● Stated problem:
Find each line with the string "value" and report it.

● Records for the exercise:
⟨

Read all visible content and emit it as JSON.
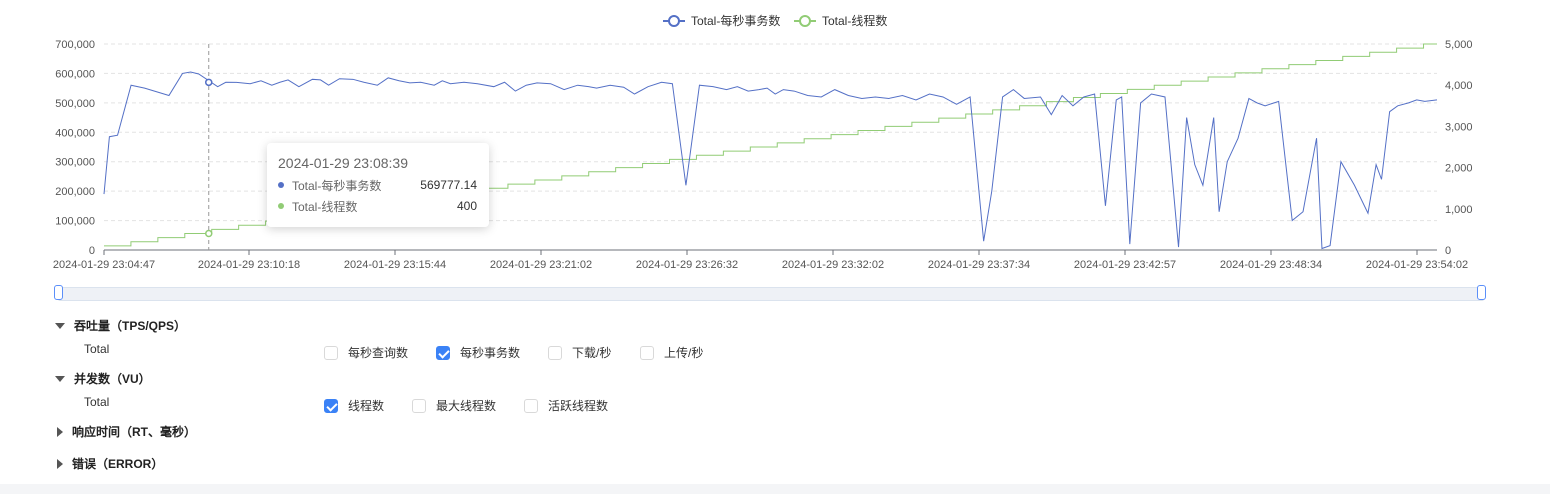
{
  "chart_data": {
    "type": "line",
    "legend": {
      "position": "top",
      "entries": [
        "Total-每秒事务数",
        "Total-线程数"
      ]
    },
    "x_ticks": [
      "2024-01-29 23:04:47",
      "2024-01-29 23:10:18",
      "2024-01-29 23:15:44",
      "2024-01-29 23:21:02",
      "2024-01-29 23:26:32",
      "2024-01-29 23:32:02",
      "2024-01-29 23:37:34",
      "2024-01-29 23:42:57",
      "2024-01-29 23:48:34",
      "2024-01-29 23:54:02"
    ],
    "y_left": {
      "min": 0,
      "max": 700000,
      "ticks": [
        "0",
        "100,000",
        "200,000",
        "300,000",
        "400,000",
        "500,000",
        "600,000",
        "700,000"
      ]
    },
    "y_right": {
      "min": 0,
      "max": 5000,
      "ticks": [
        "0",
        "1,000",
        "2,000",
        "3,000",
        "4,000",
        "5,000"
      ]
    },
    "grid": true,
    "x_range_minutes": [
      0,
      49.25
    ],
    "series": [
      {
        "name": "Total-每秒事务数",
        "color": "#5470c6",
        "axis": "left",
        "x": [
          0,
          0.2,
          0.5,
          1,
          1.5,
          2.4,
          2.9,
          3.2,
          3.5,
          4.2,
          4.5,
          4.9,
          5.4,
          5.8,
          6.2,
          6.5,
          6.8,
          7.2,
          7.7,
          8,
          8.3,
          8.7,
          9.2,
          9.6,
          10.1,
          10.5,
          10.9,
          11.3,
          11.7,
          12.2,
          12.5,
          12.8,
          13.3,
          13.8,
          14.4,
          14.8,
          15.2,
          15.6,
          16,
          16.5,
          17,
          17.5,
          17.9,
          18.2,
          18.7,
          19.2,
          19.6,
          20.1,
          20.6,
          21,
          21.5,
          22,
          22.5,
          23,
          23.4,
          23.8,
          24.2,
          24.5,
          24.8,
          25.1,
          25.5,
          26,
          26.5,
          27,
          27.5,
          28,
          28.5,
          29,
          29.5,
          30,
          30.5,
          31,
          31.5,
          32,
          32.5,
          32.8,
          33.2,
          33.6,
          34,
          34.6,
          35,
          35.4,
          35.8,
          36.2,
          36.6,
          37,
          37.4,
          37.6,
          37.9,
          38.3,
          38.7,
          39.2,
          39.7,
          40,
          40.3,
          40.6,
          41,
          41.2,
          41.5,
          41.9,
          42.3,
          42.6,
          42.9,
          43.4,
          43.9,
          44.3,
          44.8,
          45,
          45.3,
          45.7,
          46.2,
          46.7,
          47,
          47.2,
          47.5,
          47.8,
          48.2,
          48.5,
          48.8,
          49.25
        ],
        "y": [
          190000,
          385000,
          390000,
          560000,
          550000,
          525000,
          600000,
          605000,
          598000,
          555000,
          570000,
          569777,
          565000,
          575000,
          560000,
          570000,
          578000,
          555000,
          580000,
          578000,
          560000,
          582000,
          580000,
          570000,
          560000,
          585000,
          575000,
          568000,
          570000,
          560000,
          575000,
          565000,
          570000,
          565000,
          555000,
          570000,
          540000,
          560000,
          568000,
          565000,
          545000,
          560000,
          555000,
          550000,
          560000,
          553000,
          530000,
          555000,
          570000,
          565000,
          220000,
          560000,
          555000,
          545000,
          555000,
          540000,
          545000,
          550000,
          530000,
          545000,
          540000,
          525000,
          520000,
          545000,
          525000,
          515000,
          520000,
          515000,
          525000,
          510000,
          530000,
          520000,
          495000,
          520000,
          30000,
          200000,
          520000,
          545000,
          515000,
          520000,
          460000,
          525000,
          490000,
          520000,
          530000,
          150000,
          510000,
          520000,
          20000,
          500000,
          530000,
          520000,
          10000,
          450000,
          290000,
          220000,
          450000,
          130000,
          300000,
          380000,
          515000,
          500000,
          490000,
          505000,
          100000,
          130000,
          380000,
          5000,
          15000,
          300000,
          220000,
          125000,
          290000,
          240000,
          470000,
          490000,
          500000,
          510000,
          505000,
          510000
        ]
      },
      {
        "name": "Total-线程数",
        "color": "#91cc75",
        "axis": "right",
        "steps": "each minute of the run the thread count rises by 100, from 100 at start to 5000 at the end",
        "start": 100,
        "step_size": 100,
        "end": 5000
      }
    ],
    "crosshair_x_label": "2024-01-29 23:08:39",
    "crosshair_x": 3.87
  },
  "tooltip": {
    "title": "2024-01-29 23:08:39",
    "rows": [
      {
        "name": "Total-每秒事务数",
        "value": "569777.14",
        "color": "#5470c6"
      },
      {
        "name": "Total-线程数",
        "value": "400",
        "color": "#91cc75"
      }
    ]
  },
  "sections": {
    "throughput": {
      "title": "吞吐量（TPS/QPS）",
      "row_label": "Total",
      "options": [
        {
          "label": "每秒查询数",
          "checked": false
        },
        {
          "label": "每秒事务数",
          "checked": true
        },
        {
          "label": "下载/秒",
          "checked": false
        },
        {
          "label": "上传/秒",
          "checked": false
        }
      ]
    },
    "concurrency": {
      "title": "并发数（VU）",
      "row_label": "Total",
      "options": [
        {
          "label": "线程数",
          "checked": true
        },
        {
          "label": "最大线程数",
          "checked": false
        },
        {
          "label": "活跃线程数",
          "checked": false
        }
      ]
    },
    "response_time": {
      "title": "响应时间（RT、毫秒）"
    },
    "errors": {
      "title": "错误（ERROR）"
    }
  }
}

⟩
⟨

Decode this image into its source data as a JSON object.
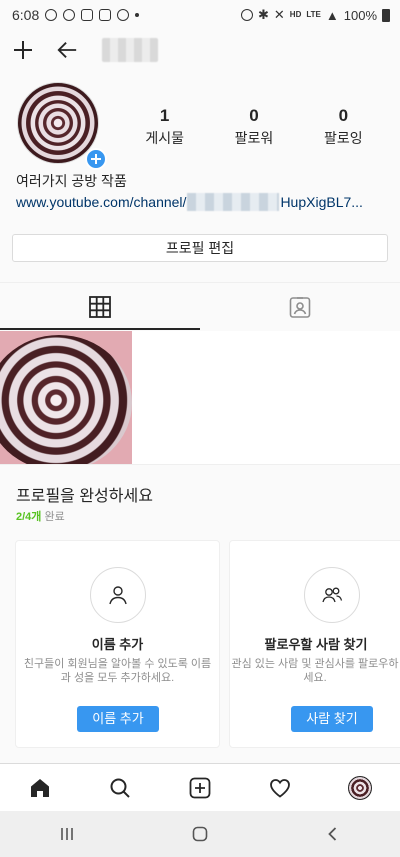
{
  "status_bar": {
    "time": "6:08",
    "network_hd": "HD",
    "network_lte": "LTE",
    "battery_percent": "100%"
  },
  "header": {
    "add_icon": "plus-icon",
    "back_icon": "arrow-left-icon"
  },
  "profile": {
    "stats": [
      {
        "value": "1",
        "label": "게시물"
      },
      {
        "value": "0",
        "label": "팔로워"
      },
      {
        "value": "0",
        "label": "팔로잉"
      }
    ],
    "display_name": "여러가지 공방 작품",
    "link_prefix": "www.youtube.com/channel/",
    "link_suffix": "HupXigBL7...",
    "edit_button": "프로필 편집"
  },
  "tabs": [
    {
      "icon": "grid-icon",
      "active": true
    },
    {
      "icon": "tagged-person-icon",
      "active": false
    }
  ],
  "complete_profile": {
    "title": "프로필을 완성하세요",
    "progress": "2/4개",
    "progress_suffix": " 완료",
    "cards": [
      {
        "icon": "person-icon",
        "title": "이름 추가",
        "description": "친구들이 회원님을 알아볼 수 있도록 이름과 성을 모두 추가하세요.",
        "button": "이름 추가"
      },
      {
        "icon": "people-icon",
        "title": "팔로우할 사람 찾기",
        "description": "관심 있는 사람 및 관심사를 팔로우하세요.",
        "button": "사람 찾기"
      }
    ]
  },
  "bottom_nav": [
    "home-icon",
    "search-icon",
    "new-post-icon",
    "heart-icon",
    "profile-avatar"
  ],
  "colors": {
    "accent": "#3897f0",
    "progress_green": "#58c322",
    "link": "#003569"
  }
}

⟩

● Solution:
        "value": "569777.14",
        "value": "400",
        "value": "1",
        "value": "0",
        "value": "0",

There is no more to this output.